> What this task involves
What follows is a listing; give it again exactly, in its entirety.

> Materials provided
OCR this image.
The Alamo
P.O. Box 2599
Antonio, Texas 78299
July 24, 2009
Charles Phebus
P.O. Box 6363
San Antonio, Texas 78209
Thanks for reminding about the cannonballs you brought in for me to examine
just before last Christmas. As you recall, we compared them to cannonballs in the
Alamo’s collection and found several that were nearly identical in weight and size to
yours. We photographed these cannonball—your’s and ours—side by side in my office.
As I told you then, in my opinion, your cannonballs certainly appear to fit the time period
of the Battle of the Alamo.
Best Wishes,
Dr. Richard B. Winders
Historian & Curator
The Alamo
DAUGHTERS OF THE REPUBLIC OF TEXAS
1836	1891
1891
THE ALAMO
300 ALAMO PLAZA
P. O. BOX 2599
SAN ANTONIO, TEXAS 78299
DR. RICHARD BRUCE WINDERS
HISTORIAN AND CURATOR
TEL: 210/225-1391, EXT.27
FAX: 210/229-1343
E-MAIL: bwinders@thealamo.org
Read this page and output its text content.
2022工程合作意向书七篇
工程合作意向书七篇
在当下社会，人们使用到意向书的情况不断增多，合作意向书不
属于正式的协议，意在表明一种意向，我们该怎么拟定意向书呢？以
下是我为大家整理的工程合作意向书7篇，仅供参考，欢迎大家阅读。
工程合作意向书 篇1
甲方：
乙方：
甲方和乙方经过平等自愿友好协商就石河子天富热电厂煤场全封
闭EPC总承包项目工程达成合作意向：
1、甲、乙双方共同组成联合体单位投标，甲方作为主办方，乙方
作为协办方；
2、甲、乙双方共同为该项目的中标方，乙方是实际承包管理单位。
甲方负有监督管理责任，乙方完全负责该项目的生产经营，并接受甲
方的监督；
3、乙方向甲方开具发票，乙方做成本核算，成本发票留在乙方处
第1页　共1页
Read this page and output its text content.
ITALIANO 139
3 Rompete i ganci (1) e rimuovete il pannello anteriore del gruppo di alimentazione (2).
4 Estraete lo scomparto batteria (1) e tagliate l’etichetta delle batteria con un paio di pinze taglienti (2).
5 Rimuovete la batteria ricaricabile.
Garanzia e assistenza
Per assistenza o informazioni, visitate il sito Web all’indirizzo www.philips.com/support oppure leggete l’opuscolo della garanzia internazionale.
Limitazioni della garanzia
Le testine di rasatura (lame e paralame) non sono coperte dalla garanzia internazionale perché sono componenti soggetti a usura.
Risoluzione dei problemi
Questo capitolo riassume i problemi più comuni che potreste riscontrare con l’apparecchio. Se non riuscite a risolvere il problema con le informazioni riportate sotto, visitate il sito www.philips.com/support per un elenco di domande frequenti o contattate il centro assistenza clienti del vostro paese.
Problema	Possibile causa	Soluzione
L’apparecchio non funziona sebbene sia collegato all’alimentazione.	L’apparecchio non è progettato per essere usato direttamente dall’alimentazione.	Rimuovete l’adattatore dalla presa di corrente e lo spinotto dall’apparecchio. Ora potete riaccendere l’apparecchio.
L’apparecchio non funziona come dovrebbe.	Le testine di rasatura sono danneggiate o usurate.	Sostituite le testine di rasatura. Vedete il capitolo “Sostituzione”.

> In response
OCR this image.
The Alamo
P.O. Box 2599
Antonio, Texas 78299
July 24, 2009
Charles Phebus
P.O. Box 6363
San Antonio, Texas 78209
Thanks for reminding about the cannonballs you brought in for me to examine
just before last Christmas. As you recall, we compared them to cannonballs in the
Alamo’s collection and found several that were nearly identical in weight and size to
yours. We photographed these cannonball—your’s and ours—side by side in my office.
As I told you then, in my opinion, your cannonballs certainly appear to fit the time period
of the Battle of the Alamo.
Best Wishes,
Dr. Richard B. Winders
Historian & Curator
The Alamo
DAUGHTERS OF THE REPUBLIC OF TEXAS
1836	1891
1891
THE ALAMO
300 ALAMO PLAZA
P. O. BOX 2599
SAN ANTONIO, TEXAS 78299
DR. RICHARD BRUCE WINDERS
HISTORIAN AND CURATOR
TEL: 210/225-1391, EXT.27
FAX: 210/229-1343
E-MAIL: bwinders@thealamo.org
Read this page and output its text content.
2022工程合作意向书七篇
工程合作意向书七篇
在当下社会，人们使用到意向书的情况不断增多，合作意向书不
属于正式的协议，意在表明一种意向，我们该怎么拟定意向书呢？以
下是我为大家整理的工程合作意向书7篇，仅供参考，欢迎大家阅读。
工程合作意向书 篇1
甲方：
乙方：
甲方和乙方经过平等自愿友好协商就石河子天富热电厂煤场全封
闭EPC总承包项目工程达成合作意向：
1、甲、乙双方共同组成联合体单位投标，甲方作为主办方，乙方
作为协办方；
2、甲、乙双方共同为该项目的中标方，乙方是实际承包管理单位。
甲方负有监督管理责任，乙方完全负责该项目的生产经营，并接受甲
方的监督；
3、乙方向甲方开具发票，乙方做成本核算，成本发票留在乙方处
第1页　共1页
Read this page and output its text content.
ITALIANO 139
3 Rompete i ganci (1) e rimuovete il pannello anteriore del gruppo di alimentazione (2).
4 Estraete lo scomparto batteria (1) e tagliate l’etichetta delle batteria con un paio di pinze taglienti (2).
5 Rimuovete la batteria ricaricabile.
Garanzia e assistenza
Per assistenza o informazioni, visitate il sito Web all’indirizzo www.philips.com/support oppure leggete l’opuscolo della garanzia internazionale.
Limitazioni della garanzia
Le testine di rasatura (lame e paralame) non sono coperte dalla garanzia internazionale perché sono componenti soggetti a usura.
Risoluzione dei problemi
Questo capitolo riassume i problemi più comuni che potreste riscontrare con l’apparecchio. Se non riuscite a risolvere il problema con le informazioni riportate sotto, visitate il sito www.philips.com/support per un elenco di domande frequenti o contattate il centro assistenza clienti del vostro paese.
Problema	Possibile causa	Soluzione
L’apparecchio non funziona sebbene sia collegato all’alimentazione.	L’apparecchio non è progettato per essere usato direttamente dall’alimentazione.	Rimuovete l’adattatore dalla presa di corrente e lo spinotto dall’apparecchio. Ora potete riaccendere l’apparecchio.
L’apparecchio non funziona come dovrebbe.	Le testine di rasatura sono danneggiate o usurate.	Sostituite le testine di rasatura. Vedete il capitolo “Sostituzione”.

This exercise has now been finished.